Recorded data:
• • • • •

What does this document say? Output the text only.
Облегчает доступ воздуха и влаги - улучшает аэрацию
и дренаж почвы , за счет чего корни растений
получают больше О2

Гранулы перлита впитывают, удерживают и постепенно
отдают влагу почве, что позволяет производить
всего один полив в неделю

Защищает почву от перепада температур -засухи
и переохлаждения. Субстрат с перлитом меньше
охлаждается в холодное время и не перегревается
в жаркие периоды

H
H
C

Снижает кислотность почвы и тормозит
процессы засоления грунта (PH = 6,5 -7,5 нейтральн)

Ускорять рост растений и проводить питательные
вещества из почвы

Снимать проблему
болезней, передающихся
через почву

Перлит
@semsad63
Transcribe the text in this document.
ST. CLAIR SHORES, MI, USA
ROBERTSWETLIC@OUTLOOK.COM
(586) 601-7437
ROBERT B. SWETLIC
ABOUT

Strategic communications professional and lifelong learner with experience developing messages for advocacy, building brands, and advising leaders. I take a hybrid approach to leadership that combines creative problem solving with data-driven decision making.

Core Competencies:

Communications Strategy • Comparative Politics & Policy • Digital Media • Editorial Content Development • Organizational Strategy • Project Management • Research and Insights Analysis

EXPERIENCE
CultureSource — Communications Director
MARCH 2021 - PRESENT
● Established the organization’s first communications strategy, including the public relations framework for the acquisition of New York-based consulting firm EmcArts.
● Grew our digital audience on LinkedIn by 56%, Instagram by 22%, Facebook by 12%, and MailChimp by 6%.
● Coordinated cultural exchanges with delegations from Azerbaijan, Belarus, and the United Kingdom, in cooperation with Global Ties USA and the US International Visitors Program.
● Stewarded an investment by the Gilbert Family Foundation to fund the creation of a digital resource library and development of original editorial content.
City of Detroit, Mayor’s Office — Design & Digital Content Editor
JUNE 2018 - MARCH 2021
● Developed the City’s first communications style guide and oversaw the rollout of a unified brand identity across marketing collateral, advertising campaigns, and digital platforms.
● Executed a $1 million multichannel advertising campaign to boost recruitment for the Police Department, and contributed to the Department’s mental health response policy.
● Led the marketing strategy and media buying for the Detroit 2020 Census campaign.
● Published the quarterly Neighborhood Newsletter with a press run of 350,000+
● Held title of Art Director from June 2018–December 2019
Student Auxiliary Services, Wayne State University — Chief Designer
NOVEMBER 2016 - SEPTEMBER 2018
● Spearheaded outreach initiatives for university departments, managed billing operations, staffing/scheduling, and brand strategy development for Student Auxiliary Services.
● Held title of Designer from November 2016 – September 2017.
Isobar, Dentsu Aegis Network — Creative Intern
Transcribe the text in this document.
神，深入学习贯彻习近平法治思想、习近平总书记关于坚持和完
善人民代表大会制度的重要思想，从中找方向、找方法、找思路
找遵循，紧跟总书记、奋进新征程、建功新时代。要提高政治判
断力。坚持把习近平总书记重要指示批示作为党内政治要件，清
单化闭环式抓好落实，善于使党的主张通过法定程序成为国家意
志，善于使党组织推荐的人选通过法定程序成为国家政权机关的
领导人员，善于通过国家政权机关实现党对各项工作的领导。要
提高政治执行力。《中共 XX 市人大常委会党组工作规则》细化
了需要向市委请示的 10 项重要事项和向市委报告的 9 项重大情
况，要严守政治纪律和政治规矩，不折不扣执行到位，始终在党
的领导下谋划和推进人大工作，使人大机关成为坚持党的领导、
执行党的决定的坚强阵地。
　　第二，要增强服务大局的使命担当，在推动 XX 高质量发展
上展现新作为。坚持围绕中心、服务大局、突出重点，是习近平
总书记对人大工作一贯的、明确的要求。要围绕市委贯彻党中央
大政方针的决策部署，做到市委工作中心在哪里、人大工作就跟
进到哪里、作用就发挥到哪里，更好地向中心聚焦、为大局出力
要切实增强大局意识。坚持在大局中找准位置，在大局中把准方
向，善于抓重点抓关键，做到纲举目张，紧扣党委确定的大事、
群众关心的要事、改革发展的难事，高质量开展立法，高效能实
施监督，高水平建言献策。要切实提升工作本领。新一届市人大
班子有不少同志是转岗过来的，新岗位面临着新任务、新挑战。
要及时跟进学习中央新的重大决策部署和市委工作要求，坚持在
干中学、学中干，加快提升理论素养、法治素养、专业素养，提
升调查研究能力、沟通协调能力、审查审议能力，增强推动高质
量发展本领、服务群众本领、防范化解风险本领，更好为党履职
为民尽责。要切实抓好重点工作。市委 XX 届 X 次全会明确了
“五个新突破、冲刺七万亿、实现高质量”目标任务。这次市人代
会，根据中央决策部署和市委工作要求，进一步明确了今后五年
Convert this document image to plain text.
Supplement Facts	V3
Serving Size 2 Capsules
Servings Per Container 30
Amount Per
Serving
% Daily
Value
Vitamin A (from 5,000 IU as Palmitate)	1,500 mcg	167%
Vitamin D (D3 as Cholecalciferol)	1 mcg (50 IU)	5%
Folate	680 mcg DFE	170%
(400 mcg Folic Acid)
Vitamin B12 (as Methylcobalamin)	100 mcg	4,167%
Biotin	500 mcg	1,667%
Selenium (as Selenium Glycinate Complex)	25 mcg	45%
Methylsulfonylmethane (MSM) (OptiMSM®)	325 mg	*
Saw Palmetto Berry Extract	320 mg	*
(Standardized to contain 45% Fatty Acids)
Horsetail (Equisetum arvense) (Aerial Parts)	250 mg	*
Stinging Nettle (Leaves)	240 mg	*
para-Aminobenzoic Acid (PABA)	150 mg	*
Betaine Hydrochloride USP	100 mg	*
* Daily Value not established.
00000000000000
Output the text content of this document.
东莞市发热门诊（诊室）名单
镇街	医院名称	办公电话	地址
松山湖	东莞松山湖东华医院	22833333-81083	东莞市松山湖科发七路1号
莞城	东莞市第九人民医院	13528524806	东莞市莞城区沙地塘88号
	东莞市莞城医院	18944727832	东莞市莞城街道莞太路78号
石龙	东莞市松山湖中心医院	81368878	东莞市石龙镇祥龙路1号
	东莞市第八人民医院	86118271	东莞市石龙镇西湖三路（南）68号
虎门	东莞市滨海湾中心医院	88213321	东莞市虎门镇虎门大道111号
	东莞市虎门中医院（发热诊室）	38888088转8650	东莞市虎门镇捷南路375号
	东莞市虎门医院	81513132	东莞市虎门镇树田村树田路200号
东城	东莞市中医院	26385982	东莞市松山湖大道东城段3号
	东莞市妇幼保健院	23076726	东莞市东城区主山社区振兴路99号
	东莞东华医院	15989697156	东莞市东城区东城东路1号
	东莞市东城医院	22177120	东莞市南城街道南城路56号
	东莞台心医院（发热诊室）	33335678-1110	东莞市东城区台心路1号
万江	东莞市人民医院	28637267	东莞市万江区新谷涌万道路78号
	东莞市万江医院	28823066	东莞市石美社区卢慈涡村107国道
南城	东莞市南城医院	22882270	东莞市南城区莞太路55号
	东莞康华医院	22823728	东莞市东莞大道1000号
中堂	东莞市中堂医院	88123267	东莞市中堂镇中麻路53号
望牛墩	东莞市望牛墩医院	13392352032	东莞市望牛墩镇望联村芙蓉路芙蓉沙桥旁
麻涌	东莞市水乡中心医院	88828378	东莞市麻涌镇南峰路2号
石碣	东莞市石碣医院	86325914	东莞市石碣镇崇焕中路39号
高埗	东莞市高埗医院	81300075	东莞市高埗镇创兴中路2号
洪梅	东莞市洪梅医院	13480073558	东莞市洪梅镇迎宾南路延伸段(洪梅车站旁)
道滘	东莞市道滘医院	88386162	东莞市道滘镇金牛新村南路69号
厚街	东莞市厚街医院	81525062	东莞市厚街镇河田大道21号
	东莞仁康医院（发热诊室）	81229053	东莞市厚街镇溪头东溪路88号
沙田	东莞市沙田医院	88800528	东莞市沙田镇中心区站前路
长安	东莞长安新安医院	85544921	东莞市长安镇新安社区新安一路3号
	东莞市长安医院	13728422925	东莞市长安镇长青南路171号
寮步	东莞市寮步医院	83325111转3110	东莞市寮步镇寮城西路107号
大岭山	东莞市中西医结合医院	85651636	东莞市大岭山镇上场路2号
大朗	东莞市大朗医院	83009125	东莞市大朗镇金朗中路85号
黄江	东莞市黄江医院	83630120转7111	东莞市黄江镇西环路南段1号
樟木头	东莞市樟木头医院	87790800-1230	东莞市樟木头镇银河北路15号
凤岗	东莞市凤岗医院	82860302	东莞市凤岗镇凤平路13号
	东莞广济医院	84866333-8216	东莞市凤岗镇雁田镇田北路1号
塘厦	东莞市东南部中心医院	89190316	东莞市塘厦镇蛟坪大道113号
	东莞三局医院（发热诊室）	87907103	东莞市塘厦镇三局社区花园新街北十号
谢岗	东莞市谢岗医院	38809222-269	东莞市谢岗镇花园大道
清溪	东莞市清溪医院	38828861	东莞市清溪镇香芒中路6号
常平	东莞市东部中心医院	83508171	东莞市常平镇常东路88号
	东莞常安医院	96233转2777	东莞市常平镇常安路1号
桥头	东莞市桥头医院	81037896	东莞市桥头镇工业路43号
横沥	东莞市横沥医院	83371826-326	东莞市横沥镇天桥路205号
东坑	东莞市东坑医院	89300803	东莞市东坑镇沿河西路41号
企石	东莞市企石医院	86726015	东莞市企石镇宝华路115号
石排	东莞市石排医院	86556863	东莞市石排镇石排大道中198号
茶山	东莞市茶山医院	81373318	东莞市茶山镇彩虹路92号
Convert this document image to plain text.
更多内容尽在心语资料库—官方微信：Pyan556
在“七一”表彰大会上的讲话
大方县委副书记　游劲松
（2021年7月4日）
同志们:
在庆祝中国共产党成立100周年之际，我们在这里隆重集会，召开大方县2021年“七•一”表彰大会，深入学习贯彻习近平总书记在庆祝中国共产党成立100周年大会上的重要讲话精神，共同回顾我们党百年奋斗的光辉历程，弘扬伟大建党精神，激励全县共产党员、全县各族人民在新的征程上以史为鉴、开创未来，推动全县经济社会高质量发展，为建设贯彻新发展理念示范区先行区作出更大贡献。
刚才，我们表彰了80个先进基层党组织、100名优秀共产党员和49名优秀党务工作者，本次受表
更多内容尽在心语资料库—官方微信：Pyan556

• • • • •

GIVEN REQUEST:
In the entries above, identify every line with the word "почвы". Copy those lines.

WRITTEN ANSWER:
и дренаж почвы , за счет чего корни растений
Снижает кислотность почвы и тормозит
вещества из почвы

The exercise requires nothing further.